--- Start Supplied records ---
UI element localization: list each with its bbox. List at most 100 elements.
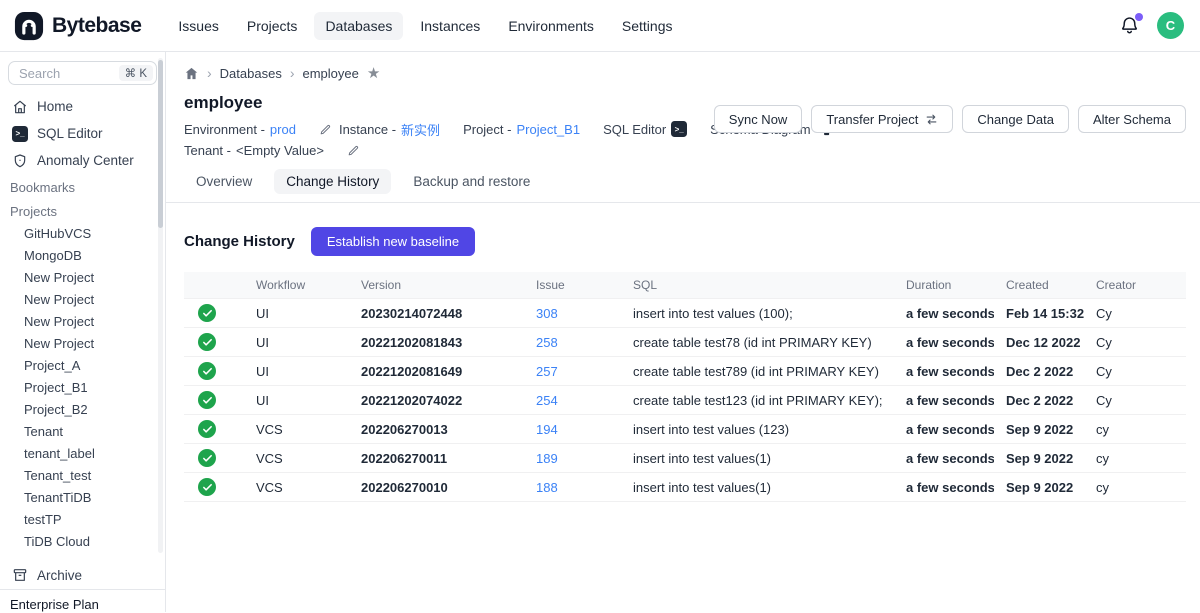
issue-link[interactable]: 189 xyxy=(536,451,558,466)
cell-workflow: UI xyxy=(244,386,349,415)
cell-duration: a few seconds xyxy=(894,444,994,473)
bytebase-logo[interactable]: Bytebase xyxy=(14,11,141,41)
sql-editor-link[interactable]: SQL Editor >_ xyxy=(603,121,687,137)
establish-baseline-button[interactable]: Establish new baseline xyxy=(311,227,475,256)
table-row[interactable]: UI20221202081843258create table test78 (… xyxy=(184,328,1186,357)
change-data-button[interactable]: Change Data xyxy=(962,105,1069,133)
cell-workflow: UI xyxy=(244,328,349,357)
cell-created: Dec 2 2022 xyxy=(994,357,1084,386)
tenant-label: Tenant - xyxy=(184,143,231,158)
cell-sql: insert into test values(1) xyxy=(621,473,894,502)
issue-link[interactable]: 308 xyxy=(536,306,558,321)
table-row[interactable]: VCS202206270013194insert into test value… xyxy=(184,415,1186,444)
sidebar-project-githubvcs-0[interactable]: GitHubVCS xyxy=(8,222,157,244)
sidebar-project-project-b1-7[interactable]: Project_B1 xyxy=(8,376,157,398)
edit-pencil-icon[interactable] xyxy=(347,144,360,157)
sidebar-item-sql-editor[interactable]: >_ SQL Editor xyxy=(8,120,157,147)
cell-workflow: VCS xyxy=(244,473,349,502)
sidebar-project-tenant-test-11[interactable]: Tenant_test xyxy=(8,464,157,486)
success-check-icon xyxy=(198,391,216,409)
table-row[interactable]: UI20221202081649257create table test789 … xyxy=(184,357,1186,386)
cell-version: 20230214072448 xyxy=(349,299,524,328)
section-title: Change History xyxy=(184,233,295,250)
breadcrumb-separator: › xyxy=(290,65,295,81)
notification-dot xyxy=(1135,13,1143,21)
sidebar-item-home[interactable]: Home xyxy=(8,93,157,120)
nav-item-instances[interactable]: Instances xyxy=(409,12,491,40)
primary-nav: IssuesProjectsDatabasesInstancesEnvironm… xyxy=(167,12,683,40)
sidebar-project-testtp-13[interactable]: testTP xyxy=(8,508,157,530)
instance-label: Instance - xyxy=(339,122,396,137)
sidebar-project-new-project-4[interactable]: New Project xyxy=(8,310,157,332)
instance-link[interactable]: 新实例 xyxy=(401,120,440,139)
table-row[interactable]: UI20221202074022254create table test123 … xyxy=(184,386,1186,415)
meta-environment: Environment - prod xyxy=(184,122,296,137)
breadcrumb-home-icon[interactable] xyxy=(184,66,199,81)
sidebar-project-tenant-9[interactable]: Tenant xyxy=(8,420,157,442)
table-row[interactable]: VCS202206270011189insert into test value… xyxy=(184,444,1186,473)
cell-version: 20221202074022 xyxy=(349,386,524,415)
sidebar-project-new-project-5[interactable]: New Project xyxy=(8,332,157,354)
issue-link[interactable]: 258 xyxy=(536,335,558,350)
cell-sql: insert into test values(1) xyxy=(621,444,894,473)
table-row[interactable]: VCS202206270010188insert into test value… xyxy=(184,473,1186,502)
plan-label: Enterprise Plan xyxy=(0,589,165,612)
sidebar-project-tidb-cloud-14[interactable]: TiDB Cloud xyxy=(8,530,157,552)
nav-item-databases[interactable]: Databases xyxy=(314,12,403,40)
nav-item-projects[interactable]: Projects xyxy=(236,12,309,40)
cell-created: Feb 14 15:32 xyxy=(994,299,1084,328)
issue-link[interactable]: 194 xyxy=(536,422,558,437)
brand-name: Bytebase xyxy=(52,14,141,38)
sidebar-project-new-project-2[interactable]: New Project xyxy=(8,266,157,288)
cell-status xyxy=(184,415,244,444)
nav-item-settings[interactable]: Settings xyxy=(611,12,684,40)
breadcrumb: › Databases › employee ★ xyxy=(184,65,1186,81)
cell-workflow: UI xyxy=(244,299,349,328)
sidebar-item-anomaly-center[interactable]: Anomaly Center xyxy=(8,147,157,174)
issue-link[interactable]: 188 xyxy=(536,480,558,495)
cell-status xyxy=(184,444,244,473)
favorite-star-icon[interactable]: ★ xyxy=(367,66,380,81)
cell-created: Sep 9 2022 xyxy=(994,444,1084,473)
search-input[interactable]: Search ⌘ K xyxy=(8,61,157,85)
notification-bell-icon[interactable] xyxy=(1119,15,1141,37)
sync-now-button[interactable]: Sync Now xyxy=(714,105,803,133)
sidebar-project-project-b2-8[interactable]: Project_B2 xyxy=(8,398,157,420)
table-row[interactable]: UI20230214072448308insert into test valu… xyxy=(184,299,1186,328)
issue-link[interactable]: 257 xyxy=(536,364,558,379)
edit-pencil-icon[interactable] xyxy=(319,123,332,136)
tab-change-history[interactable]: Change History xyxy=(274,169,391,194)
nav-item-environments[interactable]: Environments xyxy=(497,12,605,40)
sidebar-project-project-a-6[interactable]: Project_A xyxy=(8,354,157,376)
cell-creator: cy xyxy=(1084,415,1186,444)
terminal-icon: >_ xyxy=(12,126,28,142)
alter-schema-button[interactable]: Alter Schema xyxy=(1078,105,1186,133)
cell-issue: 258 xyxy=(524,328,621,357)
bytebase-logo-icon xyxy=(14,11,44,41)
cell-creator: Cy xyxy=(1084,357,1186,386)
user-avatar[interactable]: C xyxy=(1157,12,1184,39)
sidebar-project-new-project-3[interactable]: New Project xyxy=(8,288,157,310)
tab-overview[interactable]: Overview xyxy=(184,169,264,194)
sidebar-scrollbar-thumb[interactable] xyxy=(158,60,163,228)
col-header-version: Version xyxy=(349,272,524,299)
cell-status xyxy=(184,473,244,502)
tab-backup-and-restore[interactable]: Backup and restore xyxy=(401,169,542,194)
project-link[interactable]: Project_B1 xyxy=(516,122,580,137)
sidebar-project-tenant-label-10[interactable]: tenant_label xyxy=(8,442,157,464)
nav-item-issues[interactable]: Issues xyxy=(167,12,229,40)
breadcrumb-employee[interactable]: employee xyxy=(303,66,359,81)
cell-creator: cy xyxy=(1084,473,1186,502)
sidebar-project-tenanttidb-12[interactable]: TenantTiDB xyxy=(8,486,157,508)
cell-created: Dec 2 2022 xyxy=(994,386,1084,415)
environment-link[interactable]: prod xyxy=(270,122,296,137)
cell-status xyxy=(184,299,244,328)
success-check-icon xyxy=(198,333,216,351)
sidebar-project-mongodb-1[interactable]: MongoDB xyxy=(8,244,157,266)
transfer-project-button[interactable]: Transfer Project xyxy=(811,105,953,133)
issue-link[interactable]: 254 xyxy=(536,393,558,408)
breadcrumb-separator: › xyxy=(207,65,212,81)
success-check-icon xyxy=(198,420,216,438)
breadcrumb-databases[interactable]: Databases xyxy=(220,66,282,81)
sidebar-item-archive[interactable]: Archive xyxy=(8,562,157,588)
--- End Supplied records ---
Task directions = Write out every line of the listing above without changing anything, and leave out the picture.

Solved exercise =
UI element localization: list each with its bbox. List at most 100 elements.
issue-link[interactable]: 189 xyxy=(536,451,558,466)
cell-workflow: UI xyxy=(244,386,349,415)
cell-duration: a few seconds xyxy=(894,444,994,473)
bytebase-logo[interactable]: Bytebase xyxy=(14,11,141,41)
sql-editor-link[interactable]: SQL Editor >_ xyxy=(603,121,687,137)
establish-baseline-button[interactable]: Establish new baseline xyxy=(311,227,475,256)
table-row[interactable]: UI20221202081843258create table test78 (… xyxy=(184,328,1186,357)
change-data-button[interactable]: Change Data xyxy=(962,105,1069,133)
cell-workflow: UI xyxy=(244,328,349,357)
cell-created: Dec 2 2022 xyxy=(994,357,1084,386)
tenant-label: Tenant - xyxy=(184,143,231,158)
cell-sql: insert into test values(1) xyxy=(621,473,894,502)
issue-link[interactable]: 308 xyxy=(536,306,558,321)
table-row[interactable]: VCS202206270013194insert into test value… xyxy=(184,415,1186,444)
sidebar-project-githubvcs-0[interactable]: GitHubVCS xyxy=(8,222,157,244)
sidebar-project-project-b1-7[interactable]: Project_B1 xyxy=(8,376,157,398)
edit-pencil-icon[interactable] xyxy=(347,144,360,157)
sidebar-item-sql-editor[interactable]: >_ SQL Editor xyxy=(8,120,157,147)
cell-workflow: VCS xyxy=(244,473,349,502)
sidebar-project-tenant-test-11[interactable]: Tenant_test xyxy=(8,464,157,486)
success-check-icon xyxy=(198,391,216,409)
table-row[interactable]: UI20221202081649257create table test789 … xyxy=(184,357,1186,386)
cell-version: 20230214072448 xyxy=(349,299,524,328)
section-title: Change History xyxy=(184,233,295,250)
breadcrumb-separator: › xyxy=(290,65,295,81)
notification-dot xyxy=(1135,13,1143,21)
sidebar-item-home[interactable]: Home xyxy=(8,93,157,120)
nav-item-instances[interactable]: Instances xyxy=(409,12,491,40)
primary-nav: IssuesProjectsDatabasesInstancesEnvironm… xyxy=(167,12,683,40)
sidebar-project-testtp-13[interactable]: testTP xyxy=(8,508,157,530)
instance-label: Instance - xyxy=(339,122,396,137)
sidebar-project-new-project-4[interactable]: New Project xyxy=(8,310,157,332)
instance-link[interactable]: 新实例 xyxy=(401,120,440,139)
table-row[interactable]: UI20221202074022254create table test123 … xyxy=(184,386,1186,415)
meta-environment: Environment - prod xyxy=(184,122,296,137)
breadcrumb-home-icon[interactable] xyxy=(184,66,199,81)
sidebar-project-tenant-9[interactable]: Tenant xyxy=(8,420,157,442)
table-row[interactable]: VCS202206270011189insert into test value… xyxy=(184,444,1186,473)
cell-version: 20221202074022 xyxy=(349,386,524,415)
sidebar-project-new-project-5[interactable]: New Project xyxy=(8,332,157,354)
issue-link[interactable]: 258 xyxy=(536,335,558,350)
cell-sql: insert into test values(1) xyxy=(621,444,894,473)
table-row[interactable]: VCS202206270010188insert into test value… xyxy=(184,473,1186,502)
plan-label: Enterprise Plan xyxy=(0,589,165,612)
sidebar-project-tidb-cloud-14[interactable]: TiDB Cloud xyxy=(8,530,157,552)
nav-item-databases[interactable]: Databases xyxy=(314,12,403,40)
nav-item-projects[interactable]: Projects xyxy=(236,12,309,40)
cell-created: Feb 14 15:32 xyxy=(994,299,1084,328)
issue-link[interactable]: 194 xyxy=(536,422,558,437)
brand-name: Bytebase xyxy=(52,14,141,38)
sidebar-project-new-project-2[interactable]: New Project xyxy=(8,266,157,288)
cell-status xyxy=(184,415,244,444)
nav-item-settings[interactable]: Settings xyxy=(611,12,684,40)
breadcrumb: › Databases › employee ★ xyxy=(184,65,1186,81)
cell-workflow: UI xyxy=(244,299,349,328)
sidebar-item-anomaly-center[interactable]: Anomaly Center xyxy=(8,147,157,174)
issue-link[interactable]: 188 xyxy=(536,480,558,495)
cell-status xyxy=(184,444,244,473)
favorite-star-icon[interactable]: ★ xyxy=(367,66,380,81)
cell-created: Sep 9 2022 xyxy=(994,444,1084,473)
search-input[interactable]: Search ⌘ K xyxy=(8,61,157,85)
notification-bell-icon[interactable] xyxy=(1119,15,1141,37)
sync-now-button[interactable]: Sync Now xyxy=(714,105,803,133)
sidebar-project-project-b2-8[interactable]: Project_B2 xyxy=(8,398,157,420)
table-row[interactable]: UI20230214072448308insert into test valu… xyxy=(184,299,1186,328)
issue-link[interactable]: 257 xyxy=(536,364,558,379)
edit-pencil-icon[interactable] xyxy=(319,123,332,136)
tab-change-history[interactable]: Change History xyxy=(274,169,391,194)
nav-item-environments[interactable]: Environments xyxy=(497,12,605,40)
sidebar-project-project-a-6[interactable]: Project_A xyxy=(8,354,157,376)
cell-creator: cy xyxy=(1084,415,1186,444)
terminal-icon: >_ xyxy=(12,126,28,142)
alter-schema-button[interactable]: Alter Schema xyxy=(1078,105,1186,133)
cell-issue: 258 xyxy=(524,328,621,357)
bytebase-logo-icon xyxy=(14,11,44,41)
cell-creator: Cy xyxy=(1084,357,1186,386)
user-avatar[interactable]: C xyxy=(1157,12,1184,39)
sidebar-project-new-project-3[interactable]: New Project xyxy=(8,288,157,310)
tab-overview[interactable]: Overview xyxy=(184,169,264,194)
sidebar-scrollbar-thumb[interactable] xyxy=(158,60,163,228)
col-header-version: Version xyxy=(349,272,524,299)
cell-status xyxy=(184,473,244,502)
tab-backup-and-restore[interactable]: Backup and restore xyxy=(401,169,542,194)
project-link[interactable]: Project_B1 xyxy=(516,122,580,137)
sidebar-project-tenant-label-10[interactable]: tenant_label xyxy=(8,442,157,464)
nav-item-issues[interactable]: Issues xyxy=(167,12,229,40)
breadcrumb-employee[interactable]: employee xyxy=(303,66,359,81)
cell-creator: cy xyxy=(1084,473,1186,502)
sidebar-project-tenanttidb-12[interactable]: TenantTiDB xyxy=(8,486,157,508)
cell-created: Dec 2 2022 xyxy=(994,386,1084,415)
environment-link[interactable]: prod xyxy=(270,122,296,137)
cell-status xyxy=(184,299,244,328)
success-check-icon xyxy=(198,333,216,351)
sidebar-project-mongodb-1[interactable]: MongoDB xyxy=(8,244,157,266)
transfer-project-button[interactable]: Transfer Project xyxy=(811,105,953,133)
issue-link[interactable]: 254 xyxy=(536,393,558,408)
breadcrumb-separator: › xyxy=(207,65,212,81)
success-check-icon xyxy=(198,420,216,438)
breadcrumb-databases[interactable]: Databases xyxy=(220,66,282,81)
sidebar-item-archive[interactable]: Archive xyxy=(8,562,157,588)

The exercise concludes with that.